▶ Quoted text:
A top priority for the new Chinese leadership will be addressing the challenges in the regional economic landscape. China, along with the rest of Asia, is closely following the Trans-Pacific Partnership (TPP). The US is the driving force behind this sub-regional trade block coming up in the Asia-Pacific region. Comprising Australia, Brunei, Chile, Malaysia, New Zealand, Peru, Singapore, Vietnam and the US, the TPP, while being a collective of APEC members, does not include major APEC economies like China and Indonesia. The groups economic significance has increased with the addition of Canada and Mexico and will become even more if Japan, South Korea and Thailand join it.
Most opinions in China perceive the TPP as a US-led alliance for reducing Chinas strategic clout in the region. Gradually, some other opinions are gaining influence. These include efforts for assessing the economic gains and losses of Chinas staying out of the TPP, or, in the distant future, becoming a part of it. Given Chinas strong trade and investment links with several TPP members, losses from diversion of trade and capital flows cannot be ruled out. These impacts are being assessed for gauging the economic harm that TPP can inflict on China.

▶ Supplied material:
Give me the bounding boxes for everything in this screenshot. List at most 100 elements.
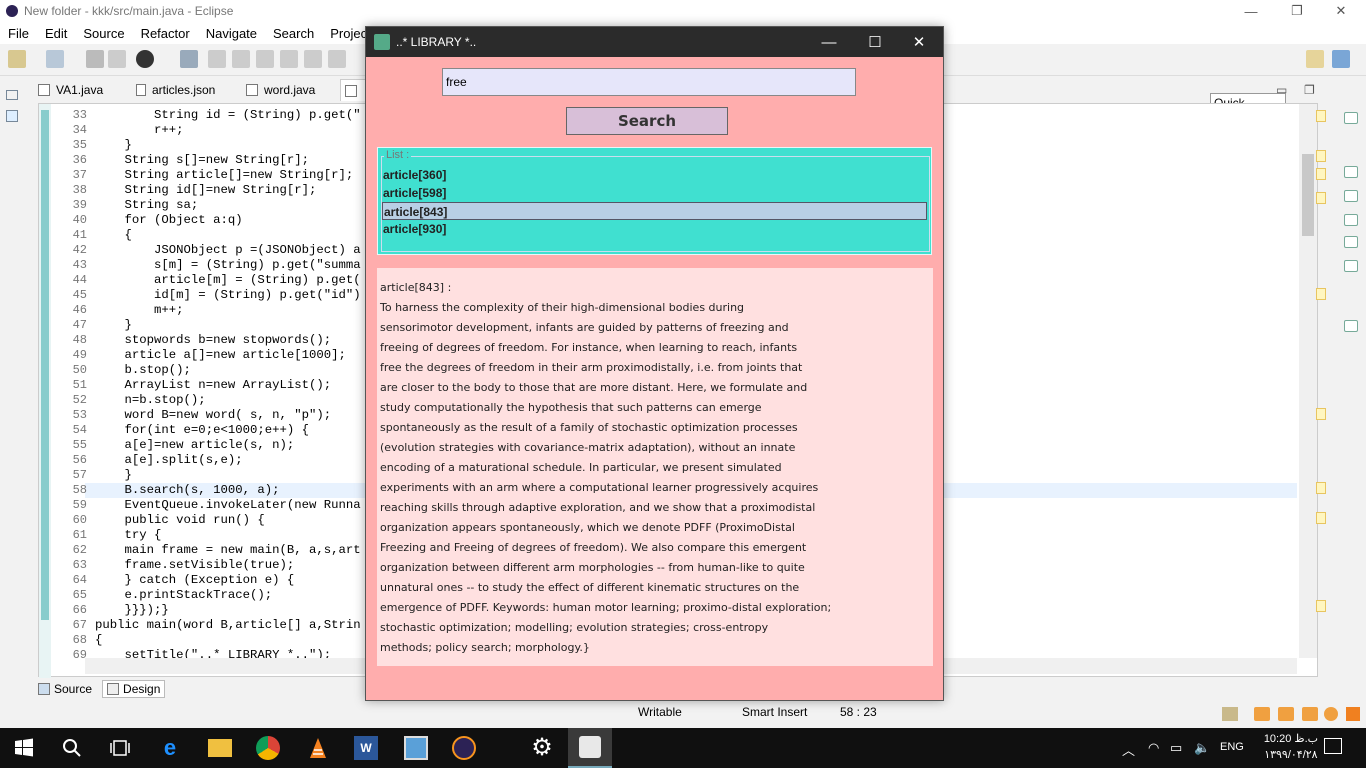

▶ Requirements:
1. In the passage on the Trans-Pacific Partnership, why can't losses from diverted trade and capital flows be ruled out for China? Answer in one to three sentences.
2. According to the passage on the Trans-Pacific Partnership, which two countries' addition increased the group's economic significance?

▶ The results:
1. China has strong trade and investment links with several TPP members. Staying outside the group could therefore divert some of those trade and capital flows away from China.

2. Canada and Mexico.